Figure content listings
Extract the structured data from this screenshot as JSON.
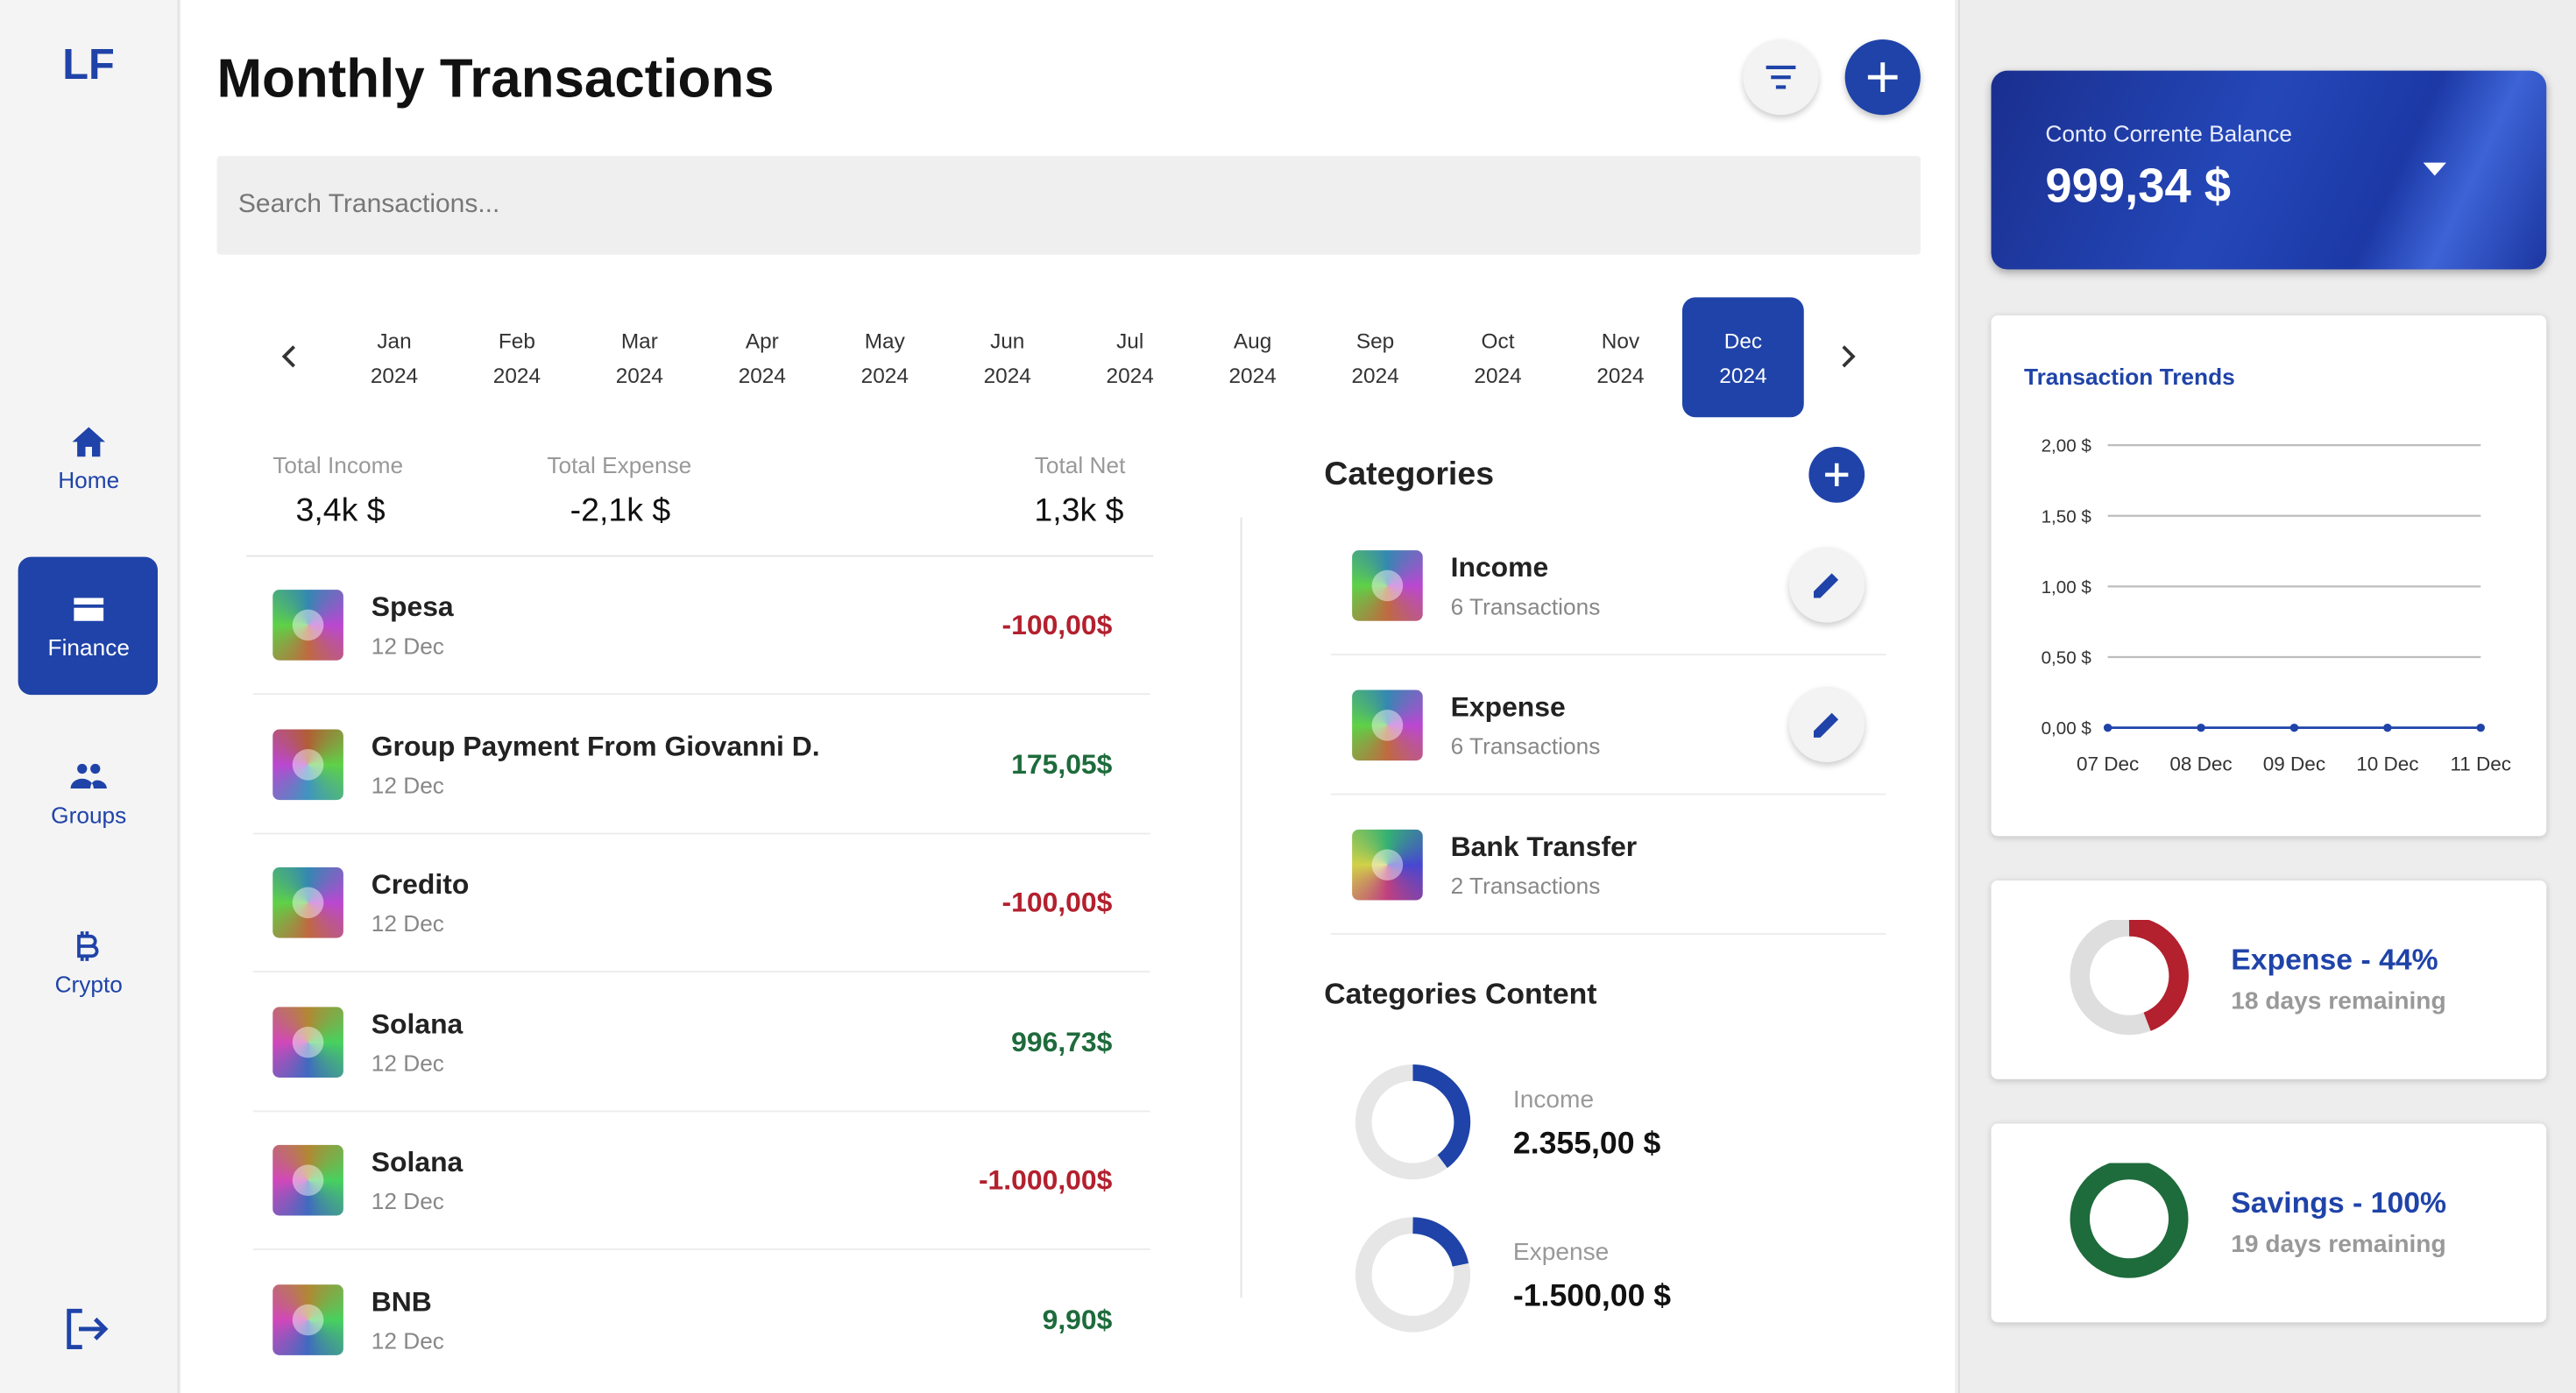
{
  "brand": "LF",
  "nav": [
    {
      "label": "Home"
    },
    {
      "label": "Finance"
    },
    {
      "label": "Groups"
    },
    {
      "label": "Crypto"
    }
  ],
  "header": {
    "title": "Monthly Transactions",
    "search_placeholder": "Search Transactions..."
  },
  "months": [
    {
      "month": "Jan",
      "year": "2024"
    },
    {
      "month": "Feb",
      "year": "2024"
    },
    {
      "month": "Mar",
      "year": "2024"
    },
    {
      "month": "Apr",
      "year": "2024"
    },
    {
      "month": "May",
      "year": "2024"
    },
    {
      "month": "Jun",
      "year": "2024"
    },
    {
      "month": "Jul",
      "year": "2024"
    },
    {
      "month": "Aug",
      "year": "2024"
    },
    {
      "month": "Sep",
      "year": "2024"
    },
    {
      "month": "Oct",
      "year": "2024"
    },
    {
      "month": "Nov",
      "year": "2024"
    },
    {
      "month": "Dec",
      "year": "2024"
    }
  ],
  "summary": [
    {
      "label": "Total Income",
      "value": "3,4k $"
    },
    {
      "label": "Total Expense",
      "value": "-2,1k $"
    },
    {
      "label": "Total Net",
      "value": "1,3k $"
    }
  ],
  "transactions": [
    {
      "name": "Spesa",
      "date": "12 Dec",
      "amount": "-100,00$"
    },
    {
      "name": "Group Payment From Giovanni D.",
      "date": "12 Dec",
      "amount": "175,05$"
    },
    {
      "name": "Credito",
      "date": "12 Dec",
      "amount": "-100,00$"
    },
    {
      "name": "Solana",
      "date": "12 Dec",
      "amount": "996,73$"
    },
    {
      "name": "Solana",
      "date": "12 Dec",
      "amount": "-1.000,00$"
    },
    {
      "name": "BNB",
      "date": "12 Dec",
      "amount": "9,90$"
    }
  ],
  "categories": {
    "title": "Categories",
    "items": [
      {
        "name": "Income",
        "count": "6 Transactions"
      },
      {
        "name": "Expense",
        "count": "6 Transactions"
      },
      {
        "name": "Bank Transfer",
        "count": "2 Transactions"
      }
    ]
  },
  "categories_content": {
    "title": "Categories Content",
    "items": [
      {
        "name": "Income",
        "amount": "2.355,00 $"
      },
      {
        "name": "Expense",
        "amount": "-1.500,00 $"
      }
    ]
  },
  "balance": {
    "label": "Conto Corrente Balance",
    "amount": "999,34 $"
  },
  "trends": {
    "title": "Transaction Trends",
    "type": "line",
    "categories": [
      "07 Dec",
      "08 Dec",
      "09 Dec",
      "10 Dec",
      "11 Dec"
    ],
    "values": [
      0,
      0,
      0,
      0,
      0
    ],
    "ylim": [
      0,
      2
    ],
    "yticks": [
      {
        "value": 0,
        "label": "0,00 $"
      },
      {
        "value": 0.5,
        "label": "0,50 $"
      },
      {
        "value": 1,
        "label": "1,00 $"
      },
      {
        "value": 1.5,
        "label": "1,50 $"
      },
      {
        "value": 2,
        "label": "2,00 $"
      }
    ]
  },
  "goals": [
    {
      "title": "Expense - 44%",
      "remaining": "18 days remaining"
    },
    {
      "title": "Savings - 100%",
      "remaining": "19 days remaining"
    }
  ]
}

- _What is asked_
Return each line that includes "title".

- _Completed task_
    "title": "Monthly Transactions",
    "title": "Categories",
    "title": "Categories Content",
    "title": "Transaction Trends",
      "title": "Expense - 44%",
      "title": "Savings - 100%",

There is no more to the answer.